____ INPUT DATA

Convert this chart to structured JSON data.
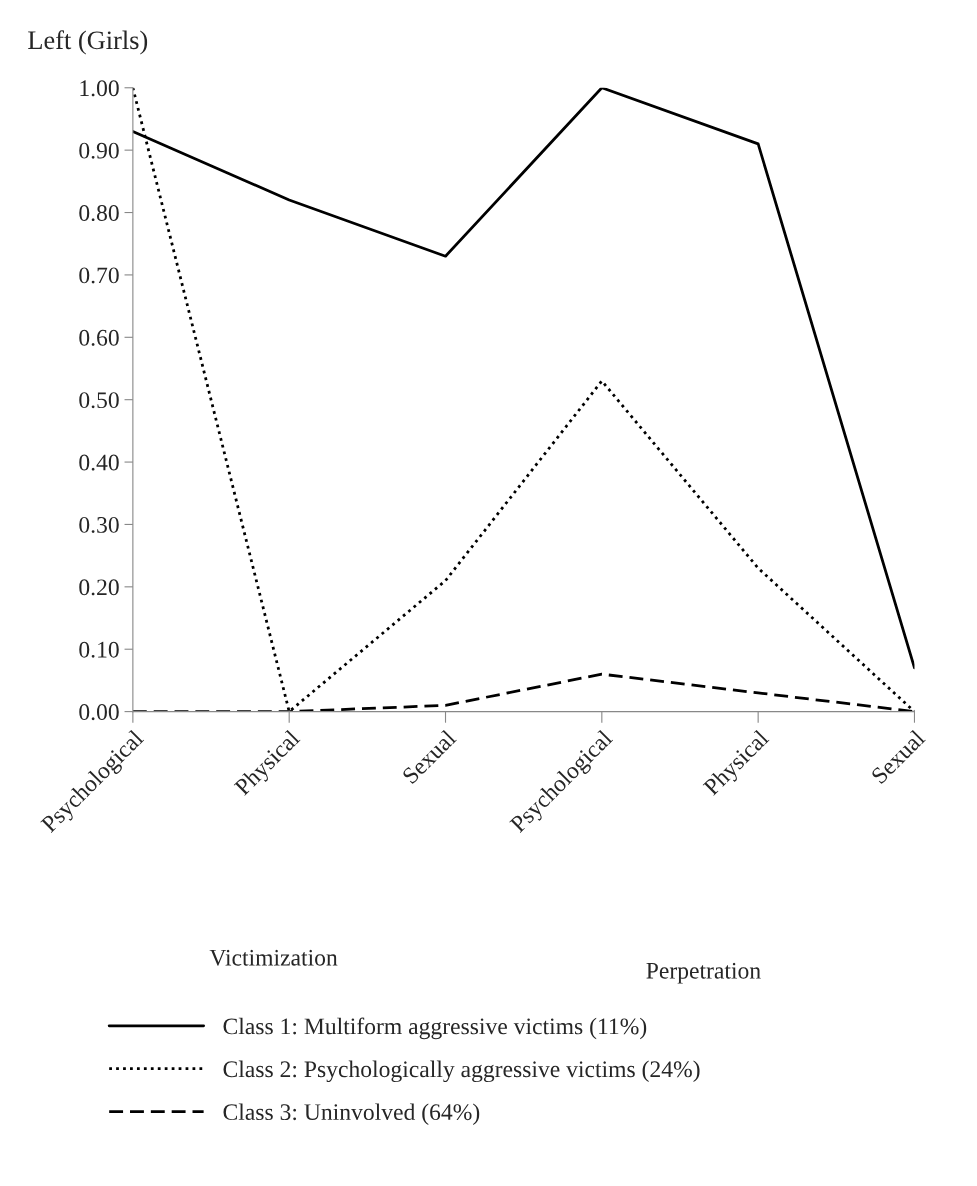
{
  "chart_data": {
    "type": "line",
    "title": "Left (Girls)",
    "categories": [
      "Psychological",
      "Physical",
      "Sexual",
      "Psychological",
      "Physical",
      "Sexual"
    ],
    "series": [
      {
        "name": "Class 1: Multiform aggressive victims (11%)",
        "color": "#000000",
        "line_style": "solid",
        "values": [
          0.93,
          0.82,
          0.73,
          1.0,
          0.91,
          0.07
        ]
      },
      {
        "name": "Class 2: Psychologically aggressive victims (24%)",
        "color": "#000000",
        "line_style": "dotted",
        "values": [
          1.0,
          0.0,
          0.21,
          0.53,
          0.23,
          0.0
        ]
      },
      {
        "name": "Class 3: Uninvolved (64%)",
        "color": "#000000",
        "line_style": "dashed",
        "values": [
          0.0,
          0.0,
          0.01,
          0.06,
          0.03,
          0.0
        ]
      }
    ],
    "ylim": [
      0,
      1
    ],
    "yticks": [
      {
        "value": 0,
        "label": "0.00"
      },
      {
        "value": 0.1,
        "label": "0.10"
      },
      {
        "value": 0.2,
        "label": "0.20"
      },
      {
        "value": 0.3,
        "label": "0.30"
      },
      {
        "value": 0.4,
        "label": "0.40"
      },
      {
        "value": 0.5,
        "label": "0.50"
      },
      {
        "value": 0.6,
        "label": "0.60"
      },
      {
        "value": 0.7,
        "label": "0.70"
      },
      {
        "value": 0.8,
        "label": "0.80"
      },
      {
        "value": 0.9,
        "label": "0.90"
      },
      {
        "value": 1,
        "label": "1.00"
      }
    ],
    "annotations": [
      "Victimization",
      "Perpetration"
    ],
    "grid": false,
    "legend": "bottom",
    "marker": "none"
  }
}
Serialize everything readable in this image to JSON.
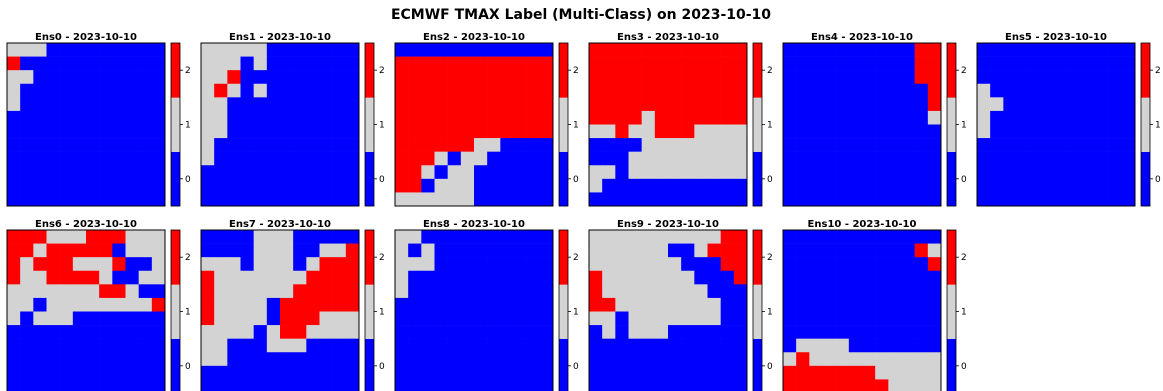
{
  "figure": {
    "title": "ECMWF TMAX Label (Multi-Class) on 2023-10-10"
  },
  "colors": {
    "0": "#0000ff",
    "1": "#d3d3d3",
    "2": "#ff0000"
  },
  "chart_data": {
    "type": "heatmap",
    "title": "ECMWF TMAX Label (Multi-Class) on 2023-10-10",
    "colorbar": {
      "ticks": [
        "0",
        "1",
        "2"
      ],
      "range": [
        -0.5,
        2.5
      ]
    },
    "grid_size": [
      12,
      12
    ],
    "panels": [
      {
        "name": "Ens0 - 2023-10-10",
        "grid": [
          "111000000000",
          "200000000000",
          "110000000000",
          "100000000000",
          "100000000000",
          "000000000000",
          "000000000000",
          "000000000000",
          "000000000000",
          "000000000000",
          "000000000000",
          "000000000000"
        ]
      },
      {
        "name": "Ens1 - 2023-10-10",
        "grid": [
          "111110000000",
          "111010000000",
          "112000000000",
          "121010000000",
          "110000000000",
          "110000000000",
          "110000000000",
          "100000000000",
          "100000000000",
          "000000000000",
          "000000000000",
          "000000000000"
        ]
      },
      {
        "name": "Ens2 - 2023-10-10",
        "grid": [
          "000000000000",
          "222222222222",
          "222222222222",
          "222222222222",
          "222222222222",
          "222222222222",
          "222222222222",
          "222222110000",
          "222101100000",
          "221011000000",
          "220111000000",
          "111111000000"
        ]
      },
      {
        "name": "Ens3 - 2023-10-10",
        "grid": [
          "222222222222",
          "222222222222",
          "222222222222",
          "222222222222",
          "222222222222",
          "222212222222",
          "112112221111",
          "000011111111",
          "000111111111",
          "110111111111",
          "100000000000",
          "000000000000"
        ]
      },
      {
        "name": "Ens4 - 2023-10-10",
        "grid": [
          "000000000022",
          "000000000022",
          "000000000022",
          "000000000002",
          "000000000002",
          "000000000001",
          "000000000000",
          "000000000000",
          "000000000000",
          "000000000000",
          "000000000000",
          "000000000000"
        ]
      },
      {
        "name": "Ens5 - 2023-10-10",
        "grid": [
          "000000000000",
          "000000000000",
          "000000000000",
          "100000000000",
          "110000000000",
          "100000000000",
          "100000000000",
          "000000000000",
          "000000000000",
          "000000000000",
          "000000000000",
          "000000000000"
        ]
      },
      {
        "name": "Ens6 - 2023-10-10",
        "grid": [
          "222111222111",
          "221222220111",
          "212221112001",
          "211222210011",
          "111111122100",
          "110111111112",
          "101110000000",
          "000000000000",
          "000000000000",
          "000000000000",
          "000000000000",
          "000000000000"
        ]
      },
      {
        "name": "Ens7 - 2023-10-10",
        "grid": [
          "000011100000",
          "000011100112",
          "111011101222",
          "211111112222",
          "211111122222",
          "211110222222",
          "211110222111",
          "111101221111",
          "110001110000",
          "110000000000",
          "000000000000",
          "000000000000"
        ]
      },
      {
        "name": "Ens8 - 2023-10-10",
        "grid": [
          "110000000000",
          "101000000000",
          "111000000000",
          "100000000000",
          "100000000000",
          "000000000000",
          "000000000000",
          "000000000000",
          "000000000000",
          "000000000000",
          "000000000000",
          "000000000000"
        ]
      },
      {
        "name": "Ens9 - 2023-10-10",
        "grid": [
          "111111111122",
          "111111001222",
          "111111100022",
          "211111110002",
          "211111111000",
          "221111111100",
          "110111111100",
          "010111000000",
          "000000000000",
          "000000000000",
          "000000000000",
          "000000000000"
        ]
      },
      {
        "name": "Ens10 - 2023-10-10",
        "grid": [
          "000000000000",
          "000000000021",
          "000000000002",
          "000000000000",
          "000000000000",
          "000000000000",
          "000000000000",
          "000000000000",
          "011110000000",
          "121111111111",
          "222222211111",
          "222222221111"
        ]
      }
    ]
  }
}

________
____ INPUT DATA

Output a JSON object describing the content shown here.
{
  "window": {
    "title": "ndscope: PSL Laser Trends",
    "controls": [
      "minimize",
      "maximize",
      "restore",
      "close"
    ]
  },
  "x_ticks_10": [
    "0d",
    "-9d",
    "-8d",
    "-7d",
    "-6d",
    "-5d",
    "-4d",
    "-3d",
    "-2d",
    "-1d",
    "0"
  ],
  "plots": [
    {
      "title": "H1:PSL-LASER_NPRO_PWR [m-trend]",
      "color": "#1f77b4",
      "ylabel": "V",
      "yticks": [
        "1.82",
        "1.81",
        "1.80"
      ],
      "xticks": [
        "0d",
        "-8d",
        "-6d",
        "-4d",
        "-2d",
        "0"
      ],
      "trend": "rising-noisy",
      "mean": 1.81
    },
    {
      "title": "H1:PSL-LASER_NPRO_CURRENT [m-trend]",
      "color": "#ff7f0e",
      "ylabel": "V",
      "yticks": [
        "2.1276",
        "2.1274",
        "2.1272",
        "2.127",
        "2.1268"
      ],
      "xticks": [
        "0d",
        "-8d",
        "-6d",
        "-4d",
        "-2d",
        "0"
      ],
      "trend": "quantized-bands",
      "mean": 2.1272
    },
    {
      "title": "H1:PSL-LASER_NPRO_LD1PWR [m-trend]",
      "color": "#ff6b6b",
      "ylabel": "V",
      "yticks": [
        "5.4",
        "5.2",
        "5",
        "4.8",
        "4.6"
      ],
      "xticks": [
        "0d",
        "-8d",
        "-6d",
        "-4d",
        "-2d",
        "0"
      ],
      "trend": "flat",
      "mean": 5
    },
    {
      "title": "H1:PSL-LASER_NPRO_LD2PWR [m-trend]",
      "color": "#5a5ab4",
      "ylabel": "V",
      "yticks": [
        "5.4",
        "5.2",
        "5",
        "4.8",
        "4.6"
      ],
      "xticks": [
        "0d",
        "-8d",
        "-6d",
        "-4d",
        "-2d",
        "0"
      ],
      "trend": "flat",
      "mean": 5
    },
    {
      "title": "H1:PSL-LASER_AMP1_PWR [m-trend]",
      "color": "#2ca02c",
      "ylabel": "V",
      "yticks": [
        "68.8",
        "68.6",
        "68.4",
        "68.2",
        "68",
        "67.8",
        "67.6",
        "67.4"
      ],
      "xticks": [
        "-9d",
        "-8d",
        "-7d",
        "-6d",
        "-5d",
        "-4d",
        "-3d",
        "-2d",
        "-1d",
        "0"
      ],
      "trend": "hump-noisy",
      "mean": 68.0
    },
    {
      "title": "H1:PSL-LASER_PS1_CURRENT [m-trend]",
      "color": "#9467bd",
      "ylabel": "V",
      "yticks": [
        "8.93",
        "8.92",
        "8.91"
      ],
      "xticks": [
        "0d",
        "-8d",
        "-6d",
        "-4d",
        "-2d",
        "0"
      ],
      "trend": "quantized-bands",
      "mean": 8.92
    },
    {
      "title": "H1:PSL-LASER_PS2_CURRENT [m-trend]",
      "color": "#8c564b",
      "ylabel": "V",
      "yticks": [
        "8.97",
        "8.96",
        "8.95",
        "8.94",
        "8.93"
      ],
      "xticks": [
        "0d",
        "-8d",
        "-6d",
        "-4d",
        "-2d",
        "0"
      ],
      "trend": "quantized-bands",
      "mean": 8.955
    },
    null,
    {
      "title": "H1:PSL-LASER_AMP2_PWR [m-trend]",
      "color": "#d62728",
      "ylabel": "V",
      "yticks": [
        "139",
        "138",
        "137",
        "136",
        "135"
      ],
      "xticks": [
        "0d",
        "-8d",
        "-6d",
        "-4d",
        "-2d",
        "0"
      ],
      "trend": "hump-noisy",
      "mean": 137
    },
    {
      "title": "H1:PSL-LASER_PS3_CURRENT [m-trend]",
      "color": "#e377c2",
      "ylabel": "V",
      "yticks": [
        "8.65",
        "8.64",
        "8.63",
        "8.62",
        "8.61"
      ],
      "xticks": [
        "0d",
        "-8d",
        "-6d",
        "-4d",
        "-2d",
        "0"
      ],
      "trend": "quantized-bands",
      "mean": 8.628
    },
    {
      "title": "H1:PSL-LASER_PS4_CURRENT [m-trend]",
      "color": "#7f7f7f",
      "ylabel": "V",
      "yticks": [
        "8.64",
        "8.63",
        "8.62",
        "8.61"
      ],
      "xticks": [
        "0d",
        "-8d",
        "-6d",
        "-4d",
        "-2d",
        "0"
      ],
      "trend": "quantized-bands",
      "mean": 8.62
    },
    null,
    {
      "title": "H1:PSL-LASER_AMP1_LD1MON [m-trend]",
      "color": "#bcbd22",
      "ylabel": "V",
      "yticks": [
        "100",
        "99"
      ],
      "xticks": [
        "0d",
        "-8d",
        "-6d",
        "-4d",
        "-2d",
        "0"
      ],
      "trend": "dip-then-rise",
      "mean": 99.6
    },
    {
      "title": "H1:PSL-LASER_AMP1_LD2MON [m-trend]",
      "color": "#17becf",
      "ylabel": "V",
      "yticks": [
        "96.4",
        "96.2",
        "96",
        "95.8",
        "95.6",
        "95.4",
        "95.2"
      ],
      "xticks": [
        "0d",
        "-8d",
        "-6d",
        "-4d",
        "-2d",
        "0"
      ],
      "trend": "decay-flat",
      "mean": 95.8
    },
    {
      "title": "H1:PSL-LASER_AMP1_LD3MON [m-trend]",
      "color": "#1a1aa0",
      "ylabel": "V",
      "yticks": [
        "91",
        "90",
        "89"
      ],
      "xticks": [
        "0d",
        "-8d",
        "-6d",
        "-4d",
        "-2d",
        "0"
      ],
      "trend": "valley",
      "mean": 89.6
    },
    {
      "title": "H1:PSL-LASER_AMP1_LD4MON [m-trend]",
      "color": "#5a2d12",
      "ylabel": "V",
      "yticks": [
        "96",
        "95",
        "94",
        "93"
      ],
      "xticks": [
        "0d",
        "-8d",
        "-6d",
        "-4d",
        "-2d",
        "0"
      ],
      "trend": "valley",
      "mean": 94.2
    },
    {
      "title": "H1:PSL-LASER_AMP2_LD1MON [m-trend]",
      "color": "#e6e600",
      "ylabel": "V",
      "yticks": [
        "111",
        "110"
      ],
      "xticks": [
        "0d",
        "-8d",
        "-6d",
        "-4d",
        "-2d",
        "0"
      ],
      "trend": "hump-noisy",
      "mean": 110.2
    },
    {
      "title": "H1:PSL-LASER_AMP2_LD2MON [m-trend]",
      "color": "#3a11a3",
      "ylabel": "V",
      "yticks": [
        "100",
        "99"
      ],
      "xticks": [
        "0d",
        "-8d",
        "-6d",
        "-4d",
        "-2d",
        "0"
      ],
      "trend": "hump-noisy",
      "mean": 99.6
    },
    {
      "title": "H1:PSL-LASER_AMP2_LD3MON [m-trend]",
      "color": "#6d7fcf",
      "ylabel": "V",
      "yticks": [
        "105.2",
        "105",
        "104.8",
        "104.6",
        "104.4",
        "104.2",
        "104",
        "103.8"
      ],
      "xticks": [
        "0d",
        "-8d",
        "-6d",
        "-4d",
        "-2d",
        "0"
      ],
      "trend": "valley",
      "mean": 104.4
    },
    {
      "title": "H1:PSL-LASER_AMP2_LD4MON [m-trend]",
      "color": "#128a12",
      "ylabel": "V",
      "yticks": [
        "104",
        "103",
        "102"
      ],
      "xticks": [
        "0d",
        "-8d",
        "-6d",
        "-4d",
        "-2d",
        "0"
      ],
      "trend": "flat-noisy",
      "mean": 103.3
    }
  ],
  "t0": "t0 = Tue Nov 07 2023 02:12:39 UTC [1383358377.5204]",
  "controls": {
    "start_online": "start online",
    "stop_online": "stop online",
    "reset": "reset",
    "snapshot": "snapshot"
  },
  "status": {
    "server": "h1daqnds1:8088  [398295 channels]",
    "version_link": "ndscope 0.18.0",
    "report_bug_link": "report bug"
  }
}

________

**DESCRIPTION OF THE TASK:**
In the material above, tally every line with the string "JSON" in it, then give that number alone.

**RESULT OF THIS EXERCISE:**
3